OBJETIVO A
Transcreva do texto sobre o aluno aprendiz o trecho que vai de "b.1) a revogação" até "do Ensino Industrial.", incluindo essas palavras.
OBJETIVO B
Segundo o texto sobre o aluno aprendiz, qual norma é a Lei Orgânica do Ensino Industrial?
OBJETIVO C
Diga se cada afirmação concorda com o texto sobre o aluno aprendiz, respondendo sim ou não e citando as palavras do texto que decidem: (i) O Parecer/CJ nº 2.893/02 concluiu pela possibilidade de contar o período de aluno aprendiz como tempo de serviço. (ii) O CRPS sustenta que as novas regras do Decreto nº 3.048/99 podem atingir fatos ocorridos antes de sua vigência. (iii) O trecho citado do Parecer/CJ nº 2.893/02 impõe a revogação do Parecer/CJ/Nº 1.263, de 1998.

TEXTO EXIBIDO
====================

Implementada todas as condições para concessão do benefício durante o período anterior ao Decreto nº 611/92 - é possível a contagem do tempo de serviço na condição de aluno aprendiz, nos termos do Parecer/CJ/Nº 24/82;

Requisito para a concessão do benefício implementado em período posterior ao advento do Decreto nº 3.048/99 - não se admite a contagem como tempo de serviço do período de aluno aprendiz.

Argumenta a digna autoridade do órgão recursal previdenciário, em apertado resumo, que a orientação exegética esposada no aludido Parecer, malgrado reconheça que o tempo prestado como aluno aprendiz em escola técnica deva ser computado para fins de contagem de tempo de serviço, limita este aproveitamento à edição do Decreto nº 3.048/99, de modo que só beneficiaria àqueles segurados que já reunissem todos os requisitos para obtenção da aposentadoria até a data da edição do referido Decreto.

Insurge-se o CRPS especificamente quanto a esta última restrição temporal, ao fundamento de que as novas regras entabuladas pelo Regulamento da Previdência Social, aprovado pelo referido Decreto nº 3.048/99, devem produzir efeitos para o futuro, não podendo atingir fatos ocorridos antes de sua vigência, firmes na teoria da intangibilidade do direito adquirido e no princípio da irretroatividade das normas.

É o relato do necessário.

Para o adequado enquadramento da questão posta em análise, impende ressaltar, de antemão, que o objeto deste estudo não se volta a perquirir a respeito da possibilidade ou impossibilidade de aproveitamento do período exercido como aluno aprendiz para fins de cômputo como tempo de serviço.

Este tema já foi abordado com consistência e esmero pelo aludido Parecer/CJ nº 2.893/02, conforme se pode conferir:

"(...)

Ante o exposto, esta Consultoria Jurídica firma as seguintes orientações sobre a questão:

(...)

b) uma vez pacificada a questão no Superior Tribunal de Justiça, no sentido de permitir a contagem do tempo de aluno aprendiz para fins previdenciários desempenhado em qualquer época, desde que tenha havido remuneração e vínculo empregatício, inclusive se exercido fora do período de vigência do Decreto-Lei nº 4.073/42, e por não se verificar no caso nenhuma questão constitucional passível de apreciação pelo Supremo Tribunal Federa, impõe-se:

b.1) a revogação do Parecer/CJ/Nº 1.263, de 1998, a fim de racionalizar o trabalho do contencioso da Procuradoria Federal Especializada - INSS, evitar demandas que já se sabe infrutíferas e o pagamento de honorários de sucumbência;"

Nota :
O Decreto-Lei nº 4.073, de 30/01/1942, é a Lei Orgânica do Ensino Industrial.

Verifica-se, portanto, que o Parecer/CJ nº 2.893/02 foi levado a concluir pela possibilidade de integralização à contagem do tempo de serviço do período exercido como aluno aprendiz, curvando-se à pacífica jurisprudência do Superior Tribunal de Justiça, para fins, inclusive, de racionalização do trabalho jurídico.

Cumpre agora verificar se este entendimento aplica-se tão somente aos segurados que tenham reunido todos os requisitos para a obtenção da aposentadoria até o advento do Decreto nº 3.048/99, como proclama o Parecer/CJ nº 2.893/02, ou, em sentido diverso, se também se estenderia aos segurados que reúnam os requisitos para a aposentadoria somente após a edição do aludido Decreto, como sustenta o trabalho elaborado pelo CRPS.

====================

(Listagens de regiões e rótulos)
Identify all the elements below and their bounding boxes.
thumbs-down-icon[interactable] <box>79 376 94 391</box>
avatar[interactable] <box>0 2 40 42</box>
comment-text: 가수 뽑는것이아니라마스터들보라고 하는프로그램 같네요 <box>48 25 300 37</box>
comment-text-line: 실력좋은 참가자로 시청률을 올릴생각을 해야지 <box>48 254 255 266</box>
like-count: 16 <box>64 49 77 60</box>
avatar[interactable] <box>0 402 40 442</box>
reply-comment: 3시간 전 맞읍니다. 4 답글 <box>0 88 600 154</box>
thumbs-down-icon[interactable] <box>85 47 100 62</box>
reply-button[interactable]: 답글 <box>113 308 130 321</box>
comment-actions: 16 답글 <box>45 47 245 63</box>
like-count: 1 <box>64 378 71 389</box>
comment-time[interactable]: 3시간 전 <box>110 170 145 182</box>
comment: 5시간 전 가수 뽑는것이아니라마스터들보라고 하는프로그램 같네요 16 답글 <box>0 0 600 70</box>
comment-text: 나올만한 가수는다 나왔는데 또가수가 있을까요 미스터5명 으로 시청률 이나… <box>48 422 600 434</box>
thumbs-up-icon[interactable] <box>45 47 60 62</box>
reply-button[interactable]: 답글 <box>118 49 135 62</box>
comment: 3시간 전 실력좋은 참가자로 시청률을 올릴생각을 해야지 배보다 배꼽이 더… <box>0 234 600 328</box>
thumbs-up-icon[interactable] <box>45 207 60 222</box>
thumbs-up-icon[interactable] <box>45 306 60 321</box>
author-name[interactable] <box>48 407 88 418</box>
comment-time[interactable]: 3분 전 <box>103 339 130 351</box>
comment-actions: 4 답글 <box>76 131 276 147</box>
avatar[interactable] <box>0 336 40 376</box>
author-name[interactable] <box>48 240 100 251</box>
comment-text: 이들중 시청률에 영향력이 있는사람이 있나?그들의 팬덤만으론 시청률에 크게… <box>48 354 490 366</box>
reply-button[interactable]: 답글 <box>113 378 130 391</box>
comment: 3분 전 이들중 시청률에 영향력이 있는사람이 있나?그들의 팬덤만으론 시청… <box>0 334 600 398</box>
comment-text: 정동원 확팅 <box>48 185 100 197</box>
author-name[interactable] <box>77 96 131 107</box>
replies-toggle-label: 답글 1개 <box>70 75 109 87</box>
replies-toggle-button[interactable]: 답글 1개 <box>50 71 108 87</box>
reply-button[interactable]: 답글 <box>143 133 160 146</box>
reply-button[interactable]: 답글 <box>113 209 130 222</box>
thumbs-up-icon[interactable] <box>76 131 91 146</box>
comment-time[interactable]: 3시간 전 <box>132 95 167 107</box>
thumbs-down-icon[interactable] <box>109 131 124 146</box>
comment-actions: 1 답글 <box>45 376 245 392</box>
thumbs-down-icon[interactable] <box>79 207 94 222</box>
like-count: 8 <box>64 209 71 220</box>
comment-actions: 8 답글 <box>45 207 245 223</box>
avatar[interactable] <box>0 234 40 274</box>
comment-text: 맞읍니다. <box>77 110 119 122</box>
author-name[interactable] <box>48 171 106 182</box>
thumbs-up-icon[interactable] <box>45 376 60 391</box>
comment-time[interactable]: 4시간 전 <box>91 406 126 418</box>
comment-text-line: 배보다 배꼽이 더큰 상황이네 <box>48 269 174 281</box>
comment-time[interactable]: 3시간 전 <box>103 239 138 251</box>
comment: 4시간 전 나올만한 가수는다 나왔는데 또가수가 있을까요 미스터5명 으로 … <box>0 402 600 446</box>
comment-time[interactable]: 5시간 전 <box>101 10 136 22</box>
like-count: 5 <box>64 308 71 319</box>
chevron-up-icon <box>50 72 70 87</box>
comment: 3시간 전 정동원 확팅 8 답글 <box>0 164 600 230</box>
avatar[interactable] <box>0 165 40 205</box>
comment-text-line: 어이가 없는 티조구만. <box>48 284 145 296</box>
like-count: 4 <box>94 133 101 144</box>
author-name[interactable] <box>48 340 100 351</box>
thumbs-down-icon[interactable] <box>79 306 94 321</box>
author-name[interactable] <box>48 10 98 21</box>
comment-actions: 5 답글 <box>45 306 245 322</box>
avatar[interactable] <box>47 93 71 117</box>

====================

RESULTADO ESPERADO A
b.1) a revogação do Parecer/CJ/Nº 1.263, de 1998, a fim de racionalizar o trabalho do contencioso da Procuradoria Federal Especializada - INSS, evitar demandas que já se sabe infrutíferas e o pagamento de honorários de sucumbência;"

Nota :
O Decreto-Lei nº 4.073, de 30/01/1942, é a Lei Orgânica do Ensino Industrial.

RESULTADO ESPERADO B
O Decreto-Lei nº 4.073, de 30/01/1942.

RESULTADO ESPERADO C
(i) Sim: "o Parecer/CJ nº 2.893/02 foi levado a concluir pela possibilidade de integralização à contagem do tempo de serviço do período exercido como aluno aprendiz".
(ii) Não: "não podendo atingir fatos ocorridos antes de sua vigência".
(iii) Sim: "a revogação do Parecer/CJ/Nº 1.263, de 1998".